What is expected.
Every entry must be given again exactly.

Chart and figure data.
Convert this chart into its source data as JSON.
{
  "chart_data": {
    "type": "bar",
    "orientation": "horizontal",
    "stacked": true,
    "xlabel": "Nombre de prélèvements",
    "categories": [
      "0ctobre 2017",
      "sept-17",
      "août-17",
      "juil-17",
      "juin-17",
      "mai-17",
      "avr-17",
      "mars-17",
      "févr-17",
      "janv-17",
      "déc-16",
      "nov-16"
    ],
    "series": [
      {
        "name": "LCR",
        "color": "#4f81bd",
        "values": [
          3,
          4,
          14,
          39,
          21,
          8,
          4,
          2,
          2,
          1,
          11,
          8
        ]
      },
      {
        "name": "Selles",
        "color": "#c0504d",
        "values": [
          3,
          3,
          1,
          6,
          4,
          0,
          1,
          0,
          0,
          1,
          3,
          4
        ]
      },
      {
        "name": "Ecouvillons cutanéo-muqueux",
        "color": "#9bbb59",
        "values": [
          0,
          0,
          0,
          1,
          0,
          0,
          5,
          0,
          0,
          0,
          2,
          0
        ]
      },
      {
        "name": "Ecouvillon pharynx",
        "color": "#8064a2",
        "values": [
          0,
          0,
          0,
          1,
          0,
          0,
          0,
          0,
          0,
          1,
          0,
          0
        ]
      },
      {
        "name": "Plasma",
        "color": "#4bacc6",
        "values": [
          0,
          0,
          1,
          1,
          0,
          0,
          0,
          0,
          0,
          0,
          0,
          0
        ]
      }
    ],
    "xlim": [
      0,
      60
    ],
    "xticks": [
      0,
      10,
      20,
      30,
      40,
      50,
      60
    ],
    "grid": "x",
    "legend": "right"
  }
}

Result of the task.
Convert this chart into its source data as JSON.
{
  "chart_data": {
    "type": "bar",
    "orientation": "horizontal",
    "stacked": true,
    "xlabel": "Nombre de prélèvements",
    "categories": [
      "0ctobre 2017",
      "sept-17",
      "août-17",
      "juil-17",
      "juin-17",
      "mai-17",
      "avr-17",
      "mars-17",
      "févr-17",
      "janv-17",
      "déc-16",
      "nov-16"
    ],
    "series": [
      {
        "name": "LCR",
        "color": "#4f81bd",
        "values": [
          3,
          4,
          14,
          39,
          21,
          8,
          4,
          2,
          2,
          1,
          11,
          8
        ]
      },
      {
        "name": "Selles",
        "color": "#c0504d",
        "values": [
          3,
          3,
          1,
          6,
          4,
          0,
          1,
          0,
          0,
          1,
          3,
          4
        ]
      },
      {
        "name": "Ecouvillons cutanéo-muqueux",
        "color": "#9bbb59",
        "values": [
          0,
          0,
          0,
          1,
          0,
          0,
          5,
          0,
          0,
          0,
          2,
          0
        ]
      },
      {
        "name": "Ecouvillon pharynx",
        "color": "#8064a2",
        "values": [
          0,
          0,
          0,
          1,
          0,
          0,
          0,
          0,
          0,
          1,
          0,
          0
        ]
      },
      {
        "name": "Plasma",
        "color": "#4bacc6",
        "values": [
          0,
          0,
          1,
          1,
          0,
          0,
          0,
          0,
          0,
          0,
          0,
          0
        ]
      }
    ],
    "xlim": [
      0,
      60
    ],
    "xticks": [
      0,
      10,
      20,
      30,
      40,
      50,
      60
    ],
    "grid": "x",
    "legend": "right"
  }
}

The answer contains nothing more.